YOUR OBJECTIVE: Every line of the material below should be repeated exactly.

[Entries taken from a collection]

————————

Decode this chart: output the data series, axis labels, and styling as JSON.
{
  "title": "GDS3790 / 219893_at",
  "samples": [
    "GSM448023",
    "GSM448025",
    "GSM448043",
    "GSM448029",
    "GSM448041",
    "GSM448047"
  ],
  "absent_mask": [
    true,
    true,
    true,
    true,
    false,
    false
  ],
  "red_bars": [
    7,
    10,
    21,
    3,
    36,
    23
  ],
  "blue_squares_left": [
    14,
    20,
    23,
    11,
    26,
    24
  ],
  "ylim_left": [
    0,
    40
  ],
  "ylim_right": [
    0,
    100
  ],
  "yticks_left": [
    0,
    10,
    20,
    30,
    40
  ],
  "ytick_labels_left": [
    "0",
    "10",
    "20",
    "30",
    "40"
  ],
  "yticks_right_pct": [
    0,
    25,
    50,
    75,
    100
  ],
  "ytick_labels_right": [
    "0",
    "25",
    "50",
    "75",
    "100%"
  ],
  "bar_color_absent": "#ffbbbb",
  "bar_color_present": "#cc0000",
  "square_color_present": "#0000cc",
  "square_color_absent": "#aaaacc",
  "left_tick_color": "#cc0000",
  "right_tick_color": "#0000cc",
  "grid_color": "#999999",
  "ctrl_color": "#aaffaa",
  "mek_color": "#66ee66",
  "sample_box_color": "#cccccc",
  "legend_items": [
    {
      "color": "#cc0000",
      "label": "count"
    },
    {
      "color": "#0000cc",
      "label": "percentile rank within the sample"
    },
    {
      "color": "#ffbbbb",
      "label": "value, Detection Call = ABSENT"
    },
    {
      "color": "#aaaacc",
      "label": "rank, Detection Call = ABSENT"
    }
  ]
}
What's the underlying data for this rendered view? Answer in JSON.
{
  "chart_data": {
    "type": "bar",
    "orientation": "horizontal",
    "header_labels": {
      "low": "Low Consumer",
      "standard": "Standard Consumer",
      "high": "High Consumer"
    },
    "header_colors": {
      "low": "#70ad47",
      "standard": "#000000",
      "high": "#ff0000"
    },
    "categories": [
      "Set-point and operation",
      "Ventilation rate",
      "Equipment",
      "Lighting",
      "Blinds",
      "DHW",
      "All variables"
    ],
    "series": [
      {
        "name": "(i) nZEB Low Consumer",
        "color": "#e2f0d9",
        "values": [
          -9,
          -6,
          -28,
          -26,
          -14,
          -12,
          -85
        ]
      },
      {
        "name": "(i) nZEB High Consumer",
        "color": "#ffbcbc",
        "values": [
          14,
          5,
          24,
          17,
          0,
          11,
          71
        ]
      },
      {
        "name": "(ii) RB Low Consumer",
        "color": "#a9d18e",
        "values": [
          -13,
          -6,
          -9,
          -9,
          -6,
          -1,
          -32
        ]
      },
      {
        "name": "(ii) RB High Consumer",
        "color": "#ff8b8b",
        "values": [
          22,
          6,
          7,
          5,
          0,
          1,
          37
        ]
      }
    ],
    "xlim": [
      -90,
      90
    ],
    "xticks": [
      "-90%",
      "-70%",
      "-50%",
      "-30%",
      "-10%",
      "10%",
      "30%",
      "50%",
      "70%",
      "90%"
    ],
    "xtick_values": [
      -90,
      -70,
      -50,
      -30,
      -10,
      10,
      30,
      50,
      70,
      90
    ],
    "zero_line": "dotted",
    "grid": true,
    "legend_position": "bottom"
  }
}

————————

FINAL RESULT:
Decode this chart: output the data series, axis labels, and styling as JSON.
{
  "title": "GDS3790 / 219893_at",
  "samples": [
    "GSM448023",
    "GSM448025",
    "GSM448043",
    "GSM448029",
    "GSM448041",
    "GSM448047"
  ],
  "absent_mask": [
    true,
    true,
    true,
    true,
    false,
    false
  ],
  "red_bars": [
    7,
    10,
    21,
    3,
    36,
    23
  ],
  "blue_squares_left": [
    14,
    20,
    23,
    11,
    26,
    24
  ],
  "ylim_left": [
    0,
    40
  ],
  "ylim_right": [
    0,
    100
  ],
  "yticks_left": [
    0,
    10,
    20,
    30,
    40
  ],
  "ytick_labels_left": [
    "0",
    "10",
    "20",
    "30",
    "40"
  ],
  "yticks_right_pct": [
    0,
    25,
    50,
    75,
    100
  ],
  "ytick_labels_right": [
    "0",
    "25",
    "50",
    "75",
    "100%"
  ],
  "bar_color_absent": "#ffbbbb",
  "bar_color_present": "#cc0000",
  "square_color_present": "#0000cc",
  "square_color_absent": "#aaaacc",
  "left_tick_color": "#cc0000",
  "right_tick_color": "#0000cc",
  "grid_color": "#999999",
  "ctrl_color": "#aaffaa",
  "mek_color": "#66ee66",
  "sample_box_color": "#cccccc",
  "legend_items": [
    {
      "color": "#cc0000",
      "label": "count"
    },
    {
      "color": "#0000cc",
      "label": "percentile rank within the sample"
    },
    {
      "color": "#ffbbbb",
      "label": "value, Detection Call = ABSENT"
    },
    {
      "color": "#aaaacc",
      "label": "rank, Detection Call = ABSENT"
    }
  ]
}
What's the underlying data for this rendered view? Answer in JSON.
{
  "chart_data": {
    "type": "bar",
    "orientation": "horizontal",
    "header_labels": {
      "low": "Low Consumer",
      "standard": "Standard Consumer",
      "high": "High Consumer"
    },
    "header_colors": {
      "low": "#70ad47",
      "standard": "#000000",
      "high": "#ff0000"
    },
    "categories": [
      "Set-point and operation",
      "Ventilation rate",
      "Equipment",
      "Lighting",
      "Blinds",
      "DHW",
      "All variables"
    ],
    "series": [
      {
        "name": "(i) nZEB Low Consumer",
        "color": "#e2f0d9",
        "values": [
          -9,
          -6,
          -28,
          -26,
          -14,
          -12,
          -85
        ]
      },
      {
        "name": "(i) nZEB High Consumer",
        "color": "#ffbcbc",
        "values": [
          14,
          5,
          24,
          17,
          0,
          11,
          71
        ]
      },
      {
        "name": "(ii) RB Low Consumer",
        "color": "#a9d18e",
        "values": [
          -13,
          -6,
          -9,
          -9,
          -6,
          -1,
          -32
        ]
      },
      {
        "name": "(ii) RB High Consumer",
        "color": "#ff8b8b",
        "values": [
          22,
          6,
          7,
          5,
          0,
          1,
          37
        ]
      }
    ],
    "xlim": [
      -90,
      90
    ],
    "xticks": [
      "-90%",
      "-70%",
      "-50%",
      "-30%",
      "-10%",
      "10%",
      "30%",
      "50%",
      "70%",
      "90%"
    ],
    "xtick_values": [
      -90,
      -70,
      -50,
      -30,
      -10,
      10,
      30,
      50,
      70,
      90
    ],
    "zero_line": "dotted",
    "grid": true,
    "legend_position": "bottom"
  }
}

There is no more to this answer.